▶ Work to complete
Please give the elapsed time the page excerpt reports for the timing that uses rowSums(outer(a, b, ">")).

▶ Page excerpt
Also timings for larger N:
> a = rep(a, 100)
> b = rep(b, 100)
> system.time(for (i in 1:100) findInterval(a - 0.5, sort(b)))
user system elapsed
0.01 0.00 0.02
> system.time(for (i in 1:100) sapply(a, function(x)sum(b<x)))
user system elapsed
0.67 0.00 0.68
> system.time(for (i in 1:100) rowSums(outer(a, b, ">")))
user system elapsed
3.67 0.26 3.94
> system.time(for (i in 1:100) findInterval(a - 0.5, b[order(b)]))
user system elapsed
0 0 0
> system.time(for (i in 1:100) findInterval2(a - 0.5, b[order2(b)]))
user system elapsed
0 0 0
One option is to use outer()
to apply the binary operator function >
to a
and b
:
> outer(a, b, ">")

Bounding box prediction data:

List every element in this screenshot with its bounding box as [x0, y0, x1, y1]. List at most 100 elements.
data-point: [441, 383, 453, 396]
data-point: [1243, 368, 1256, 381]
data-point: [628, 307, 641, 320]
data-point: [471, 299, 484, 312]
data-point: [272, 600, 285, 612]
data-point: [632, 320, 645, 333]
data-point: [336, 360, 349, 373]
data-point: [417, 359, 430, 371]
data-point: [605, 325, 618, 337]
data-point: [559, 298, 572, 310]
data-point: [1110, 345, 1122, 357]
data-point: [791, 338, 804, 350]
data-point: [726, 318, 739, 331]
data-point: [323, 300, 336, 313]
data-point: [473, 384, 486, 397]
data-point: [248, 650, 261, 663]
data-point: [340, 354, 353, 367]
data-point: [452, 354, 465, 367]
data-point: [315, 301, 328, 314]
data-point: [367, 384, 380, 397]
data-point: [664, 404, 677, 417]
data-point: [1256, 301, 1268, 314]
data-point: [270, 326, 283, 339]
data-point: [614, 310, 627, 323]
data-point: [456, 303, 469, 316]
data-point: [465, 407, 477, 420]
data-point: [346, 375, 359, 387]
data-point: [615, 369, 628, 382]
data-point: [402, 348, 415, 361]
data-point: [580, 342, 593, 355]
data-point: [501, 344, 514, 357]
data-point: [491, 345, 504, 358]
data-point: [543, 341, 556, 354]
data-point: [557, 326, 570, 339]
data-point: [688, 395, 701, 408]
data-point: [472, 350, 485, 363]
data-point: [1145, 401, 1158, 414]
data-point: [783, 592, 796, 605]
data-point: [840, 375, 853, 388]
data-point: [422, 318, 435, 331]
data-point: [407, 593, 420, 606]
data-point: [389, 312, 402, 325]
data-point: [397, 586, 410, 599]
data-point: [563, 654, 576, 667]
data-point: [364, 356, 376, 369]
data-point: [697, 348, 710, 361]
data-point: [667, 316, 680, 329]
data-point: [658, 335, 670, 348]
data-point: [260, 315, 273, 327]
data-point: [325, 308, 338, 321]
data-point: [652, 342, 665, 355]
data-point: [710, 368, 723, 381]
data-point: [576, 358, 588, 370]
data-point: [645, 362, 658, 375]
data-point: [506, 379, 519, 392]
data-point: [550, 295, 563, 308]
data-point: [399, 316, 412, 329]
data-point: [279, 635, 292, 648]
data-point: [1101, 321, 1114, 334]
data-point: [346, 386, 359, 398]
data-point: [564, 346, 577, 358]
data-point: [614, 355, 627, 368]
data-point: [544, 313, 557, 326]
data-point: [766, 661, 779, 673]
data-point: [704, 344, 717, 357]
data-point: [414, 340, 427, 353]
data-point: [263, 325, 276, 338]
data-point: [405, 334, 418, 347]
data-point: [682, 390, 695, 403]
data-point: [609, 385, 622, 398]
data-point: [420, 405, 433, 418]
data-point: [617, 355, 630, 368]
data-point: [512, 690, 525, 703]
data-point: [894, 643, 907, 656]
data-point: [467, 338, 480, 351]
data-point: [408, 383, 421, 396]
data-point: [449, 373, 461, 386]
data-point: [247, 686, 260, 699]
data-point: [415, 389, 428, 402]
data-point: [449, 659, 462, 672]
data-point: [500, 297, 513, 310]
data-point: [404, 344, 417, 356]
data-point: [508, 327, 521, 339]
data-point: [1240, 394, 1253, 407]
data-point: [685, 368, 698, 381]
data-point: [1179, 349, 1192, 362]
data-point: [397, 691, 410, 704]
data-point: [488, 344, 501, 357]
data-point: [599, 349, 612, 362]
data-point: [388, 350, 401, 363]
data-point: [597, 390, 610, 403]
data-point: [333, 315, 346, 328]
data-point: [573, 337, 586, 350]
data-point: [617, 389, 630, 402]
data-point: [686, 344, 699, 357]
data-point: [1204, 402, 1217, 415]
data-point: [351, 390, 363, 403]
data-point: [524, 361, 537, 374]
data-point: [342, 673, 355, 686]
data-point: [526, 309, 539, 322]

▶ Exercise answer
3.94